__To do__
Repeat exactly the lines from the line containing "Give me a plain-text" to the last line of the listing, including both.
- - - - - - -
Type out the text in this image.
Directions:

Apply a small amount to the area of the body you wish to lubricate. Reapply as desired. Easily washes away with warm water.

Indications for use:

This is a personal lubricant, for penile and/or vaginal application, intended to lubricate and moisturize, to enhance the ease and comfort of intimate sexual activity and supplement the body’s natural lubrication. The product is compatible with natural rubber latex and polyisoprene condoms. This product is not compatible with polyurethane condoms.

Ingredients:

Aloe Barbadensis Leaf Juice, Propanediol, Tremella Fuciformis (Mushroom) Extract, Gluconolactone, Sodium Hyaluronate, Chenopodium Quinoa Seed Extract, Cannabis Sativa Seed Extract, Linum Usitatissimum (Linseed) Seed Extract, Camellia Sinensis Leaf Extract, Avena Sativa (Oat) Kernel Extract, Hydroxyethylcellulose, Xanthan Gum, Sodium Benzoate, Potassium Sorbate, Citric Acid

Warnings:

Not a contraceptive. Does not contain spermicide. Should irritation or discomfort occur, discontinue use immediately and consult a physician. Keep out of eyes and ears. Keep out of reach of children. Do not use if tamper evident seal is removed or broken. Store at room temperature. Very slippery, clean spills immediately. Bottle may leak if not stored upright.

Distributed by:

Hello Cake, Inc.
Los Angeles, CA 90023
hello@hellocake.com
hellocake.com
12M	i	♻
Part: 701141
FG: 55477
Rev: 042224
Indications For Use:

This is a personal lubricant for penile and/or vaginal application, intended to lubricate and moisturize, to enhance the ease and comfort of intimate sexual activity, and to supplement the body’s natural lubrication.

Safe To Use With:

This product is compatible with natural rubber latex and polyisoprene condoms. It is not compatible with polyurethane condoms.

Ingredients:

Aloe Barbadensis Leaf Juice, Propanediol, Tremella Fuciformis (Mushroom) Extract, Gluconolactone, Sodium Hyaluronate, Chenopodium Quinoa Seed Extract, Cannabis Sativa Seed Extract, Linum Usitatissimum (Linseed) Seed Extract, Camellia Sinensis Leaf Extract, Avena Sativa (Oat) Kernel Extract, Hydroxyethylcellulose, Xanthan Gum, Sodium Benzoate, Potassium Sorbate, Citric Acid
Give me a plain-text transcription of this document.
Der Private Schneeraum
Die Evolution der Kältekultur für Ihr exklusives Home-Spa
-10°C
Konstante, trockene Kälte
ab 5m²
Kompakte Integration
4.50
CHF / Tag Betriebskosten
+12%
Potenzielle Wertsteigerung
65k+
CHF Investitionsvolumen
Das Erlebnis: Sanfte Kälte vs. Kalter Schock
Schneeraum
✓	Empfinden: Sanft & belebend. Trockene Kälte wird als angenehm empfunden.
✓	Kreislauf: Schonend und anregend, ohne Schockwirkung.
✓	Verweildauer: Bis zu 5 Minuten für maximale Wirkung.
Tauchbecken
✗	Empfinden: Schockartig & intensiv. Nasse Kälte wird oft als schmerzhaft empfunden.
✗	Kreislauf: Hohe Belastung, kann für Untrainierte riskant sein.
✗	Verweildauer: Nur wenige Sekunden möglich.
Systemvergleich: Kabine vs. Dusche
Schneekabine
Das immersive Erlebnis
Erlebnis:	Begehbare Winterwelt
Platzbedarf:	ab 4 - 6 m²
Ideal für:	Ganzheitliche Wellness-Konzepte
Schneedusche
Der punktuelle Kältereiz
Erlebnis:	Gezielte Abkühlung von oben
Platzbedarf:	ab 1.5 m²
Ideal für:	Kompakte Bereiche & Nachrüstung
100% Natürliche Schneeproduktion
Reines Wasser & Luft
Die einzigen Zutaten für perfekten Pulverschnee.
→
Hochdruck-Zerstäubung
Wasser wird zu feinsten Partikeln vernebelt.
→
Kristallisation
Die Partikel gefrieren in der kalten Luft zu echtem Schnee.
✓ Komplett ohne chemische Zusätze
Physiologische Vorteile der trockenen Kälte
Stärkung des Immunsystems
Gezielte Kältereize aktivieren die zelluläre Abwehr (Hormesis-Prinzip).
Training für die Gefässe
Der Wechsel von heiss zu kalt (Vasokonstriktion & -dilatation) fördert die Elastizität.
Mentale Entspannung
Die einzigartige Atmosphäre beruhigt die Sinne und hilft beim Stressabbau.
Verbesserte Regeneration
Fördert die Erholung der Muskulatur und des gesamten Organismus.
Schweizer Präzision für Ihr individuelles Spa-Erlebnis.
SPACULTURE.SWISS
- - - - - - -
__Task response__
Give me a plain-text transcription of this document.
Der Private Schneeraum
Die Evolution der Kältekultur für Ihr exklusives Home-Spa
-10°C
Konstante, trockene Kälte
ab 5m²
Kompakte Integration
4.50
CHF / Tag Betriebskosten
+12%
Potenzielle Wertsteigerung
65k+
CHF Investitionsvolumen
Das Erlebnis: Sanfte Kälte vs. Kalter Schock
Schneeraum
✓	Empfinden: Sanft & belebend. Trockene Kälte wird als angenehm empfunden.
✓	Kreislauf: Schonend und anregend, ohne Schockwirkung.
✓	Verweildauer: Bis zu 5 Minuten für maximale Wirkung.
Tauchbecken
✗	Empfinden: Schockartig & intensiv. Nasse Kälte wird oft als schmerzhaft empfunden.
✗	Kreislauf: Hohe Belastung, kann für Untrainierte riskant sein.
✗	Verweildauer: Nur wenige Sekunden möglich.
Systemvergleich: Kabine vs. Dusche
Schneekabine
Das immersive Erlebnis
Erlebnis:	Begehbare Winterwelt
Platzbedarf:	ab 4 - 6 m²
Ideal für:	Ganzheitliche Wellness-Konzepte
Schneedusche
Der punktuelle Kältereiz
Erlebnis:	Gezielte Abkühlung von oben
Platzbedarf:	ab 1.5 m²
Ideal für:	Kompakte Bereiche & Nachrüstung
100% Natürliche Schneeproduktion
Reines Wasser & Luft
Die einzigen Zutaten für perfekten Pulverschnee.
→
Hochdruck-Zerstäubung
Wasser wird zu feinsten Partikeln vernebelt.
→
Kristallisation
Die Partikel gefrieren in der kalten Luft zu echtem Schnee.
✓ Komplett ohne chemische Zusätze
Physiologische Vorteile der trockenen Kälte
Stärkung des Immunsystems
Gezielte Kältereize aktivieren die zelluläre Abwehr (Hormesis-Prinzip).
Training für die Gefässe
Der Wechsel von heiss zu kalt (Vasokonstriktion & -dilatation) fördert die Elastizität.
Mentale Entspannung
Die einzigartige Atmosphäre beruhigt die Sinne und hilft beim Stressabbau.
Verbesserte Regeneration
Fördert die Erholung der Muskulatur und des gesamten Organismus.
Schweizer Präzision für Ihr individuelles Spa-Erlebnis.
SPACULTURE.SWISS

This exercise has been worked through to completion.